MATERIAL:
━━━━━━

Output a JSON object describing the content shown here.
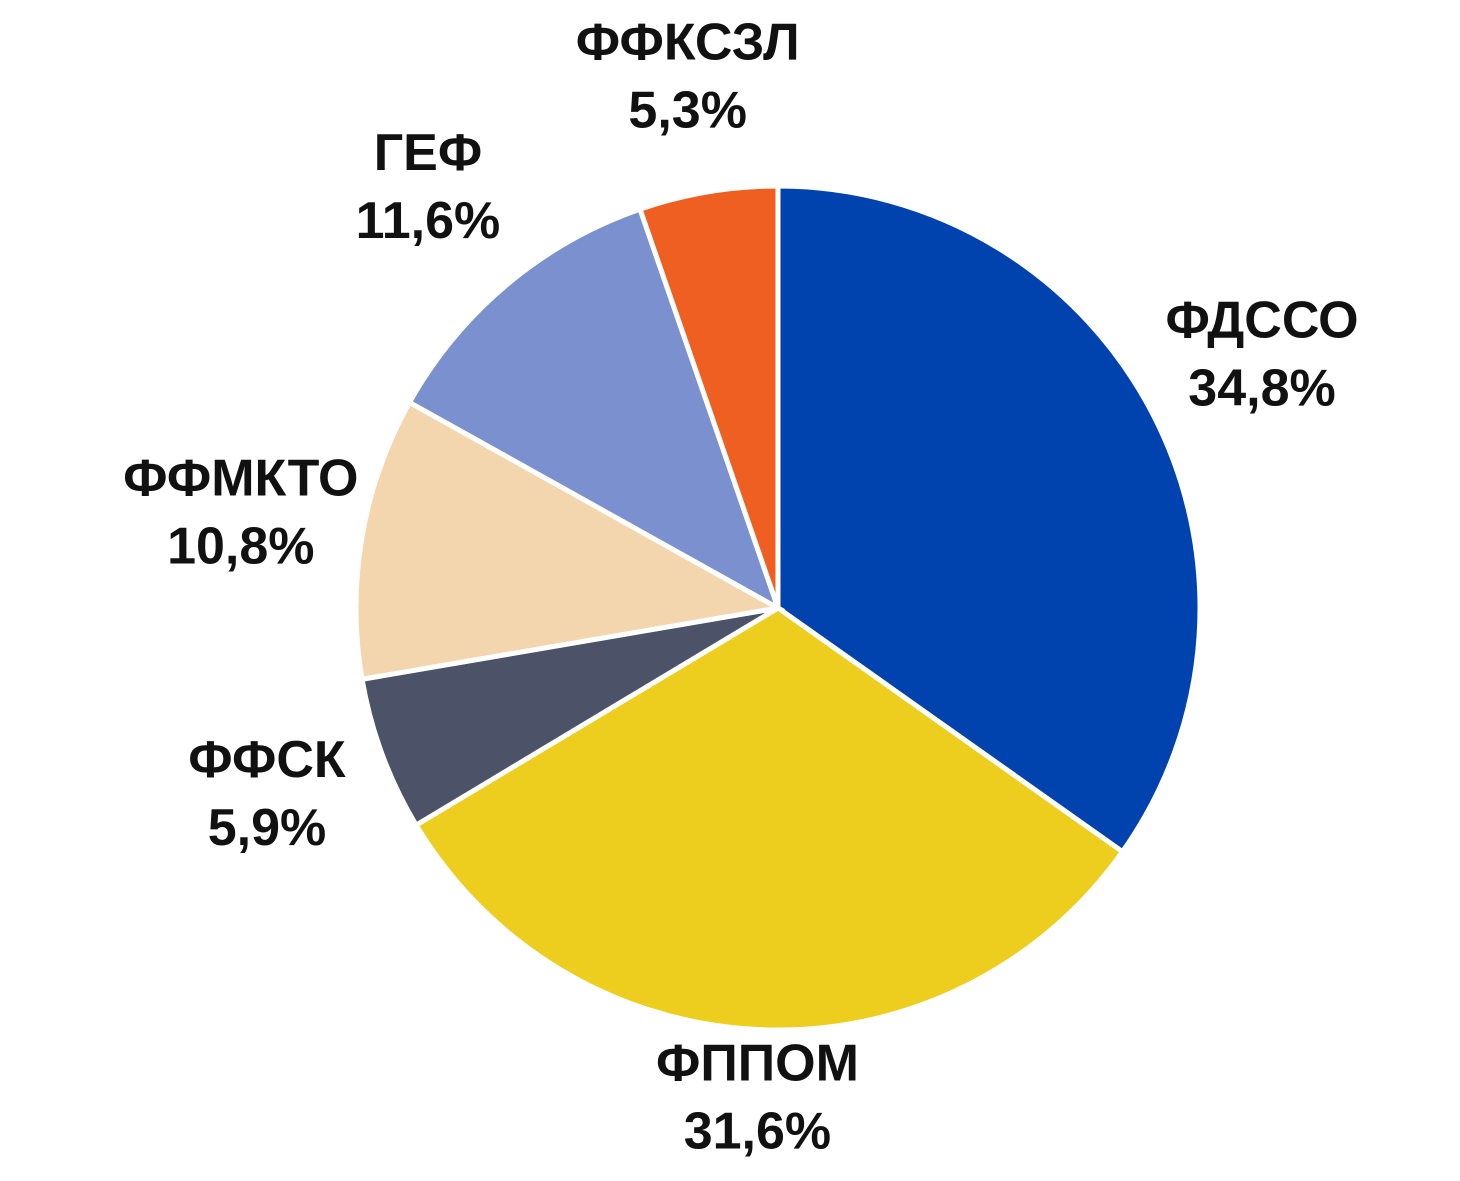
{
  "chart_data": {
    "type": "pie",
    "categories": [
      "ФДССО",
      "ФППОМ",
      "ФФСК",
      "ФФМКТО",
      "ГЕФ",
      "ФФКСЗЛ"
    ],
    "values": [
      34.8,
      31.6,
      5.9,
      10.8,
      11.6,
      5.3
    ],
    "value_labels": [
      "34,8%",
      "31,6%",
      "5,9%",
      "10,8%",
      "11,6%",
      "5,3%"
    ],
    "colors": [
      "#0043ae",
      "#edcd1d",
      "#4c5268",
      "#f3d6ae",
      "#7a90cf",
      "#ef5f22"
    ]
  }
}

━━━━━━

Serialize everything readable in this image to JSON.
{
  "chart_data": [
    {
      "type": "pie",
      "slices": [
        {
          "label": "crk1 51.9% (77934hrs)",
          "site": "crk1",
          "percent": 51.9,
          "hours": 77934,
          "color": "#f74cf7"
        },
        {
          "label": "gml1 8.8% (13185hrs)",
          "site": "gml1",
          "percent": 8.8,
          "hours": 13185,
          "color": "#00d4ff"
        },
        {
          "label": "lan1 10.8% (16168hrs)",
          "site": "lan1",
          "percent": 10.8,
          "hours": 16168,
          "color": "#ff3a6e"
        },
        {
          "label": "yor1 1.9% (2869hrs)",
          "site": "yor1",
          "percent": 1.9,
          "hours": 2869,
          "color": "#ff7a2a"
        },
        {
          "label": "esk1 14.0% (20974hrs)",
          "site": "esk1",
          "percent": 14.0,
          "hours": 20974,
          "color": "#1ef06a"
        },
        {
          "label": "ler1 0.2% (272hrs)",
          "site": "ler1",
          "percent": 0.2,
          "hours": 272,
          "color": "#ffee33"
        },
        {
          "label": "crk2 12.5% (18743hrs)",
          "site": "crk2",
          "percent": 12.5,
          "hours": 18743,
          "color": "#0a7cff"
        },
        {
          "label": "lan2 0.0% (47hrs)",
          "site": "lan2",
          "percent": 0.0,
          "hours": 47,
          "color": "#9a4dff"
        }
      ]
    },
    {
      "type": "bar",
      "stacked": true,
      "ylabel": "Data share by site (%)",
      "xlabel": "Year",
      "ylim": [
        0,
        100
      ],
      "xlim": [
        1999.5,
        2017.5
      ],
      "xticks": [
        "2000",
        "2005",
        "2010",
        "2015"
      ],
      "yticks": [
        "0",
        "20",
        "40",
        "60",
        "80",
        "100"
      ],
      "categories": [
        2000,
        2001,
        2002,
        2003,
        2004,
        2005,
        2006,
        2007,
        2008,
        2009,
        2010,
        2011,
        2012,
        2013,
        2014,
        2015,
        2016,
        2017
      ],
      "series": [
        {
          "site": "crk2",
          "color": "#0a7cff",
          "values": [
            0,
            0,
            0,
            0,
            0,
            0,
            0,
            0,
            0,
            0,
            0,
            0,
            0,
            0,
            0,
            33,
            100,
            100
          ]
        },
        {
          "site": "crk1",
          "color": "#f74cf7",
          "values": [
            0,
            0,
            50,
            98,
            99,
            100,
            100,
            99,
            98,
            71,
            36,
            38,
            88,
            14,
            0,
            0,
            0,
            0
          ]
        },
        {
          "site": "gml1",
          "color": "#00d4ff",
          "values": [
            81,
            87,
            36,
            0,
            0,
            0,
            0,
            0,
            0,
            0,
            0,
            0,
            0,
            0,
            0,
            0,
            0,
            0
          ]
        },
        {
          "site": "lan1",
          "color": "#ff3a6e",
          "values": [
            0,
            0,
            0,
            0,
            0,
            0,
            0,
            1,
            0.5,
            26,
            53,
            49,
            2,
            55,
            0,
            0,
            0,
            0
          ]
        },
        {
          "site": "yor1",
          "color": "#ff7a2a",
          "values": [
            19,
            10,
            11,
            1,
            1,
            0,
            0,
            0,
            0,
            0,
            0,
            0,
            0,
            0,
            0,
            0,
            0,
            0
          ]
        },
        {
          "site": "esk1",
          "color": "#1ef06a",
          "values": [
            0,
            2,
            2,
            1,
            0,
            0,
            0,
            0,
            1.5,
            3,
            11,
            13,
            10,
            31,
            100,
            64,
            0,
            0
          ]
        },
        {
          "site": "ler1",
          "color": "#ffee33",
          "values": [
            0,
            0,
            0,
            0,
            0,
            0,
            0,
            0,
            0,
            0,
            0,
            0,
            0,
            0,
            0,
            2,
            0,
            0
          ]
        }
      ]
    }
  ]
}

━━━━━━

WORK TO COMPLETE:
Reproduce every line from the entries that holds the word "percent".

WORKED SOLUTION:
          "percent": 51.9,
          "percent": 8.8,
          "percent": 10.8,
          "percent": 1.9,
          "percent": 14.0,
          "percent": 0.2,
          "percent": 12.5,
          "percent": 0.0,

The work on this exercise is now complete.